(Dataset records of page text)

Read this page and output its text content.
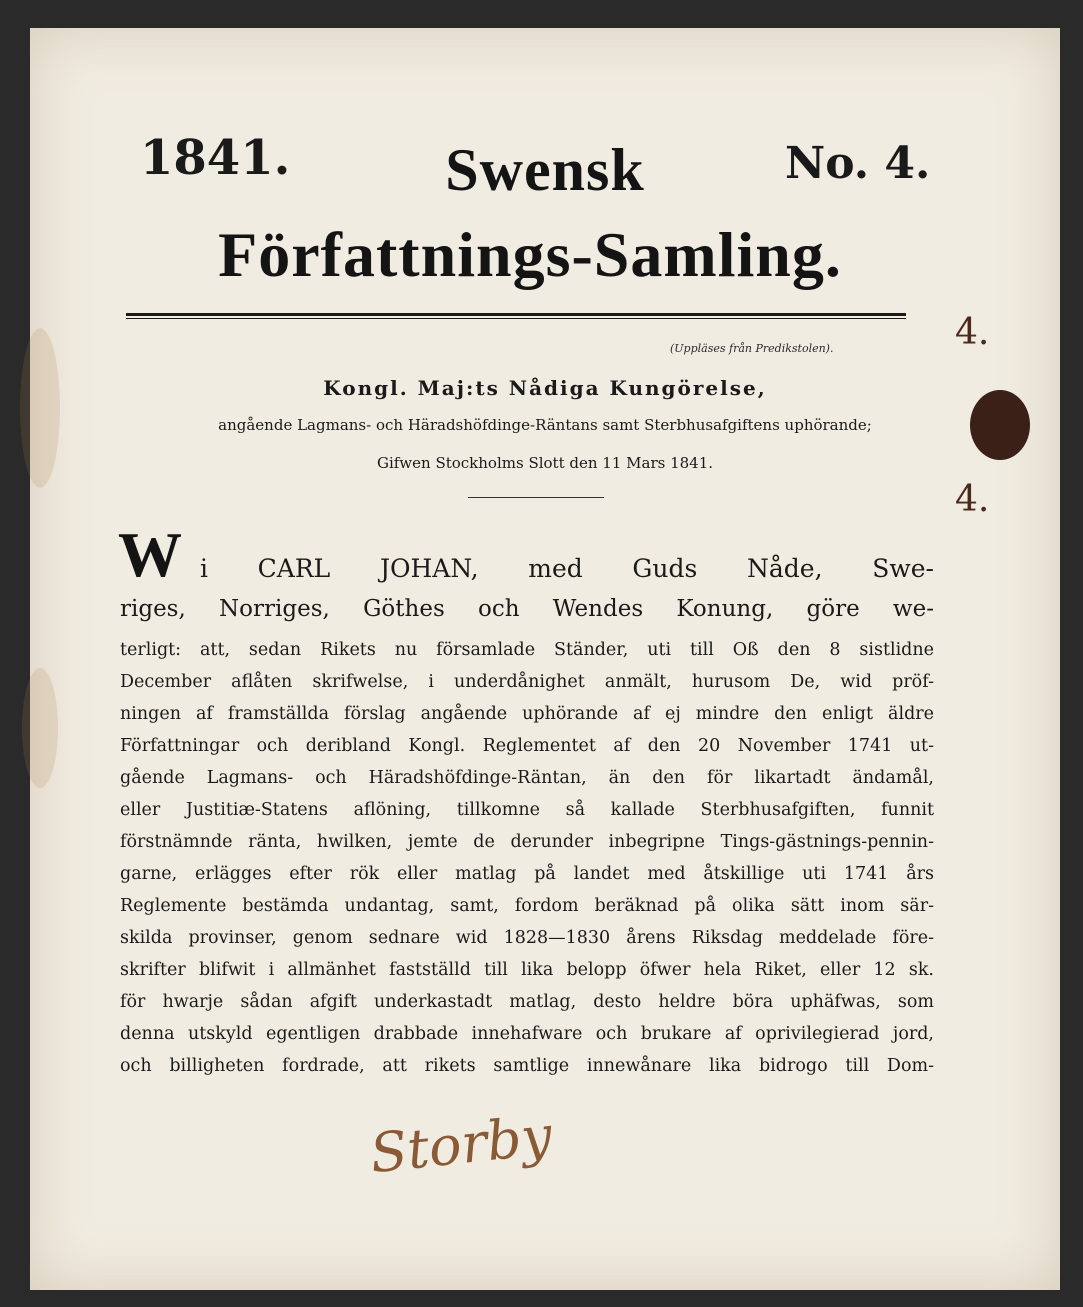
1841.	Swensk	No. 4.
Författnings-Samling.
(Uppläses från Predikstolen).
Kongl. Maj:ts Nådiga Kungörelse,
angående Lagmans- och Häradshöfdinge-Räntans samt Sterbhusafgiftens uphörande;
Gifwen Stockholms Slott den 11 Mars 1841.
W i CARL JOHAN, med Guds Nåde, Swe-
riges, Norriges, Göthes och Wendes Konung, göre we-
terligt: att, sedan Rikets nu församlade Ständer, uti till Oß den 8 sistlidne
December aflåten skrifwelse, i underdånighet anmält, hurusom De, wid pröf-
ningen af framställda förslag angående uphörande af ej mindre den enligt äldre
Författningar och deribland Kongl. Reglementet af den 20 November 1741 ut-
gående Lagmans- och Häradshöfdinge-Räntan, än den för likartadt ändamål,
eller Justitiæ-Statens aflöning, tillkomne så kallade Sterbhusafgiften, funnit
förstnämnde ränta, hwilken, jemte de derunder inbegripne Tings-gästnings-pennin-
garne, erlägges efter rök eller matlag på landet med åtskillige uti 1741 års
Reglemente bestämda undantag, samt, fordom beräknad på olika sätt inom sär-
skilda provinser, genom sednare wid 1828—1830 årens Riksdag meddelade före-
skrifter blifwit i allmänhet fastställd till lika belopp öfwer hela Riket, eller 12 sk.
för hwarje sådan afgift underkastadt matlag, desto heldre böra uphäfwas, som
denna utskyld egentligen drabbade innehafware och brukare af oprivilegierad jord,
och billigheten fordrade, att rikets samtlige innewånare lika bidrogo till Dom-
Storby
4.
4.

▸ DESCRIPTION OF THE TASK: Count each line above where the word "Lagmans" appears, and answer with nothing except that count.

▸ WRITTEN RESPONSE: 2